### Exercise task:
In the entries below, find every line with "heart" and copy it.

[Stored data]
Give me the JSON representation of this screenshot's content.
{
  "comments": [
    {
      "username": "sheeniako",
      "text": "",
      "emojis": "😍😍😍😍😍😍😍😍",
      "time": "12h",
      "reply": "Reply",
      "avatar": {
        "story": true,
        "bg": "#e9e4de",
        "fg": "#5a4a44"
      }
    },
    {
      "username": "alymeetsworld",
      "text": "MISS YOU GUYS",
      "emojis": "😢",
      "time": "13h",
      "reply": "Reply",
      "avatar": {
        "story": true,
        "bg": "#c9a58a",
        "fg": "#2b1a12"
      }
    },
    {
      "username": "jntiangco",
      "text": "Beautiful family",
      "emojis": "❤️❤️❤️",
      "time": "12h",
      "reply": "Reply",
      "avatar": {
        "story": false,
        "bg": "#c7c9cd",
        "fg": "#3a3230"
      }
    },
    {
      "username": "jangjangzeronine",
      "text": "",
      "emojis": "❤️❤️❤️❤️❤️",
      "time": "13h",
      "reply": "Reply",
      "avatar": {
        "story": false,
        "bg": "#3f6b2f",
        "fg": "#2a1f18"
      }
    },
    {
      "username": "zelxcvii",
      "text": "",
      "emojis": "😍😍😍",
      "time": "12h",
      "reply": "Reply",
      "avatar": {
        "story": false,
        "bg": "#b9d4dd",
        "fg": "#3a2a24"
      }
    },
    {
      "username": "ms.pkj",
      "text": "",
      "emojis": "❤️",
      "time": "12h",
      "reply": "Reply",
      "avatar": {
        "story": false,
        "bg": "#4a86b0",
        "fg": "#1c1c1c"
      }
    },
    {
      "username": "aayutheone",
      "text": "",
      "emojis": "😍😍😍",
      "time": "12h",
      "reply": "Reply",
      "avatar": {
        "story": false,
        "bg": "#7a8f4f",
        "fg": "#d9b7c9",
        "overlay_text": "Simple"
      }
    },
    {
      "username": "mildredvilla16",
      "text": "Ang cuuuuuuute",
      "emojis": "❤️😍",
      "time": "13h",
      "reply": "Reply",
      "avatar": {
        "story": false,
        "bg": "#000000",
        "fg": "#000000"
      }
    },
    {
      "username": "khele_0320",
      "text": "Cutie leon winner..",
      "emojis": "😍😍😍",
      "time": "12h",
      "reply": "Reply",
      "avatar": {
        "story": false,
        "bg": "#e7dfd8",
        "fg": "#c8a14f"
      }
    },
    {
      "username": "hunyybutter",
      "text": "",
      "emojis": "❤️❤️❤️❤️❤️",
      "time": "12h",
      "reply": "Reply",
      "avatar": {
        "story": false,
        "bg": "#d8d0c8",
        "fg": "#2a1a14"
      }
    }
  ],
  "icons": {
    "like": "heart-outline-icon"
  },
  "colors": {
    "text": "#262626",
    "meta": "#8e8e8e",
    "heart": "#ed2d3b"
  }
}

### Exercise response:
    "like": "heart-outline-icon"
    "heart": "#ed2d3b"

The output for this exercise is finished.